• What to produce:
Rewrite the rows below, changing every "lens-glare-icon" to "lens-highlight-icon" and leaving everything else as it is.
-----
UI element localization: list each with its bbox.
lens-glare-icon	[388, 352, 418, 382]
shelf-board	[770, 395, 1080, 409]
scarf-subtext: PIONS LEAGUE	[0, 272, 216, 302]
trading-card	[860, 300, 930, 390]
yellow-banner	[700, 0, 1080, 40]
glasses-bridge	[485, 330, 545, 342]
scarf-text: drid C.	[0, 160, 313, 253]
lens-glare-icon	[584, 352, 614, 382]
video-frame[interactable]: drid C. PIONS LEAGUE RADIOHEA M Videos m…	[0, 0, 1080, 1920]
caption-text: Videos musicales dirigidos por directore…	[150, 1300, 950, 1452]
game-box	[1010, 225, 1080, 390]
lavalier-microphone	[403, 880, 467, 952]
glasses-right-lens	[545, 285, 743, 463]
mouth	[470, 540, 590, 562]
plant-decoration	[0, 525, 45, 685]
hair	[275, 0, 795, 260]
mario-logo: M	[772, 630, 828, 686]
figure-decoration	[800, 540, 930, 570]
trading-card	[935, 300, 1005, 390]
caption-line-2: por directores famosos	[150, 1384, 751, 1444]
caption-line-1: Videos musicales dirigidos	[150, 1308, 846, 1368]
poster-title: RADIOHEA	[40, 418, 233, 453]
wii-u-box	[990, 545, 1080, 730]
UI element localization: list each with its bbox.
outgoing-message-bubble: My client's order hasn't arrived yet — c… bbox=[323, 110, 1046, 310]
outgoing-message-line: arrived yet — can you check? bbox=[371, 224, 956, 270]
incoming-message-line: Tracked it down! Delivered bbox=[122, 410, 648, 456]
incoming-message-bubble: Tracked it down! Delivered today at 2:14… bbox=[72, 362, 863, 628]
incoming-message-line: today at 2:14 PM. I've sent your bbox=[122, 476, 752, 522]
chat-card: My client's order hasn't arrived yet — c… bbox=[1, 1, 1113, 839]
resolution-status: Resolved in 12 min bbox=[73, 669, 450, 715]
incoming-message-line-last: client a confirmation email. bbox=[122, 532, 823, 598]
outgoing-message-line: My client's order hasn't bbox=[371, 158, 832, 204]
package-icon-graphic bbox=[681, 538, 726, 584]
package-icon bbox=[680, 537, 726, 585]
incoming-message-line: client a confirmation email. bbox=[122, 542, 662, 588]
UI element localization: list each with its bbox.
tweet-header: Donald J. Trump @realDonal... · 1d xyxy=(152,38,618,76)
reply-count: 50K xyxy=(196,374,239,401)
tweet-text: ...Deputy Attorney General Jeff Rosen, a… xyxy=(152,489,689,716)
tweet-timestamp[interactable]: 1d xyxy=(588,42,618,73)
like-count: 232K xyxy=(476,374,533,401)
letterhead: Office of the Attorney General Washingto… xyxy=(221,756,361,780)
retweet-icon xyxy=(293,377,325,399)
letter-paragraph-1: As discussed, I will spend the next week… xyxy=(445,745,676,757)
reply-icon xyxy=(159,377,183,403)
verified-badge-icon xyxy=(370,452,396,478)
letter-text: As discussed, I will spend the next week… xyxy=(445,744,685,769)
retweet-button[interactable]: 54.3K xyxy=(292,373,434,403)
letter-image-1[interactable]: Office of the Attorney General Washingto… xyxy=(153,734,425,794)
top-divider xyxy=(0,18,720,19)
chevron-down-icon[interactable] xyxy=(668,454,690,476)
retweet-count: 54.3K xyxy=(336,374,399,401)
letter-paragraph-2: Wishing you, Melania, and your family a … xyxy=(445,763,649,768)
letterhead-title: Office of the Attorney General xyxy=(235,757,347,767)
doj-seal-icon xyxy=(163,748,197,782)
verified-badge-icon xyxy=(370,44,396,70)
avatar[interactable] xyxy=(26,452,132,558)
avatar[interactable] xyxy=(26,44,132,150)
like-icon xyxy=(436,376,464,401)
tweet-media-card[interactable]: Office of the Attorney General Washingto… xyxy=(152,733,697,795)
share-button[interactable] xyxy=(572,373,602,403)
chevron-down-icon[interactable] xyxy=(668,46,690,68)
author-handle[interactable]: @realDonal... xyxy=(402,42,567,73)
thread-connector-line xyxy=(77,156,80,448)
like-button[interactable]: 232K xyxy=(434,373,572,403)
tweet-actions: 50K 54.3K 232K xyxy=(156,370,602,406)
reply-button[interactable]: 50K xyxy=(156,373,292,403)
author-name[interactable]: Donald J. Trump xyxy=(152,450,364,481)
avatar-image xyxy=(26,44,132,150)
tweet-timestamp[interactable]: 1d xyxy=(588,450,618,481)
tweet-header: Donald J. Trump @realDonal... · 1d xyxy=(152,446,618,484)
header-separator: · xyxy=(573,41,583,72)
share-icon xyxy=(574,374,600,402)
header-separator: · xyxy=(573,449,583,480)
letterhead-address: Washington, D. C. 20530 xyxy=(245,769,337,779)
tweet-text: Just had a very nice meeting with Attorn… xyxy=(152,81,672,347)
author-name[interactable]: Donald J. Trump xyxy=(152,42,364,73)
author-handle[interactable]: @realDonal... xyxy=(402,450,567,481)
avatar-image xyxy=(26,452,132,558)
-----
• Exercise answer:
UI element localization: list each with its bbox.
lens-highlight-icon	[388, 352, 418, 382]
shelf-board	[770, 395, 1080, 409]
scarf-subtext: PIONS LEAGUE	[0, 272, 216, 302]
trading-card	[860, 300, 930, 390]
yellow-banner	[700, 0, 1080, 40]
glasses-bridge	[485, 330, 545, 342]
scarf-text: drid C.	[0, 160, 313, 253]
lens-highlight-icon	[584, 352, 614, 382]
video-frame[interactable]: drid C. PIONS LEAGUE RADIOHEA M Videos m…	[0, 0, 1080, 1920]
caption-text: Videos musicales dirigidos por directore…	[150, 1300, 950, 1452]
game-box	[1010, 225, 1080, 390]
lavalier-microphone	[403, 880, 467, 952]
glasses-right-lens	[545, 285, 743, 463]
mouth	[470, 540, 590, 562]
plant-decoration	[0, 525, 45, 685]
hair	[275, 0, 795, 260]
mario-logo: M	[772, 630, 828, 686]
figure-decoration	[800, 540, 930, 570]
trading-card	[935, 300, 1005, 390]
caption-line-2: por directores famosos	[150, 1384, 751, 1444]
caption-line-1: Videos musicales dirigidos	[150, 1308, 846, 1368]
poster-title: RADIOHEA	[40, 418, 233, 453]
wii-u-box	[990, 545, 1080, 730]
UI element localization: list each with its bbox.
outgoing-message-bubble: My client's order hasn't arrived yet — c… bbox=[323, 110, 1046, 310]
outgoing-message-line: arrived yet — can you check? bbox=[371, 224, 956, 270]
incoming-message-line: Tracked it down! Delivered bbox=[122, 410, 648, 456]
incoming-message-bubble: Tracked it down! Delivered today at 2:14… bbox=[72, 362, 863, 628]
incoming-message-line: today at 2:14 PM. I've sent your bbox=[122, 476, 752, 522]
chat-card: My client's order hasn't arrived yet — c… bbox=[1, 1, 1113, 839]
resolution-status: Resolved in 12 min bbox=[73, 669, 450, 715]
incoming-message-line-last: client a confirmation email. bbox=[122, 532, 823, 598]
outgoing-message-line: My client's order hasn't bbox=[371, 158, 832, 204]
package-icon-graphic bbox=[681, 538, 726, 584]
package-icon bbox=[680, 537, 726, 585]
incoming-message-line: client a confirmation email. bbox=[122, 542, 662, 588]
UI element localization: list each with its bbox.
tweet-header: Donald J. Trump @realDonal... · 1d xyxy=(152,38,618,76)
reply-count: 50K xyxy=(196,374,239,401)
tweet-text: ...Deputy Attorney General Jeff Rosen, a… xyxy=(152,489,689,716)
tweet-timestamp[interactable]: 1d xyxy=(588,42,618,73)
like-count: 232K xyxy=(476,374,533,401)
letterhead: Office of the Attorney General Washingto… xyxy=(221,756,361,780)
retweet-icon xyxy=(293,377,325,399)
letter-paragraph-1: As discussed, I will spend the next week… xyxy=(445,745,676,757)
reply-icon xyxy=(159,377,183,403)
verified-badge-icon xyxy=(370,452,396,478)
letter-text: As discussed, I will spend the next week… xyxy=(445,744,685,769)
retweet-button[interactable]: 54.3K xyxy=(292,373,434,403)
letter-image-1[interactable]: Office of the Attorney General Washingto… xyxy=(153,734,425,794)
top-divider xyxy=(0,18,720,19)
chevron-down-icon[interactable] xyxy=(668,454,690,476)
retweet-count: 54.3K xyxy=(336,374,399,401)
letter-paragraph-2: Wishing you, Melania, and your family a … xyxy=(445,763,649,768)
letterhead-title: Office of the Attorney General xyxy=(235,757,347,767)
doj-seal-icon xyxy=(163,748,197,782)
verified-badge-icon xyxy=(370,44,396,70)
avatar[interactable] xyxy=(26,452,132,558)
avatar[interactable] xyxy=(26,44,132,150)
like-icon xyxy=(436,376,464,401)
tweet-media-card[interactable]: Office of the Attorney General Washingto… xyxy=(152,733,697,795)
share-button[interactable] xyxy=(572,373,602,403)
chevron-down-icon[interactable] xyxy=(668,46,690,68)
author-handle[interactable]: @realDonal... xyxy=(402,42,567,73)
thread-connector-line xyxy=(77,156,80,448)
like-button[interactable]: 232K xyxy=(434,373,572,403)
tweet-actions: 50K 54.3K 232K xyxy=(156,370,602,406)
reply-button[interactable]: 50K xyxy=(156,373,292,403)
author-name[interactable]: Donald J. Trump xyxy=(152,450,364,481)
avatar-image xyxy=(26,44,132,150)
tweet-timestamp[interactable]: 1d xyxy=(588,450,618,481)
tweet-header: Donald J. Trump @realDonal... · 1d xyxy=(152,446,618,484)
header-separator: · xyxy=(573,41,583,72)
share-icon xyxy=(574,374,600,402)
header-separator: · xyxy=(573,449,583,480)
letterhead-address: Washington, D. C. 20530 xyxy=(245,769,337,779)
tweet-text: Just had a very nice meeting with Attorn… xyxy=(152,81,672,347)
author-name[interactable]: Donald J. Trump xyxy=(152,42,364,73)
author-handle[interactable]: @realDonal... xyxy=(402,450,567,481)
avatar-image xyxy=(26,452,132,558)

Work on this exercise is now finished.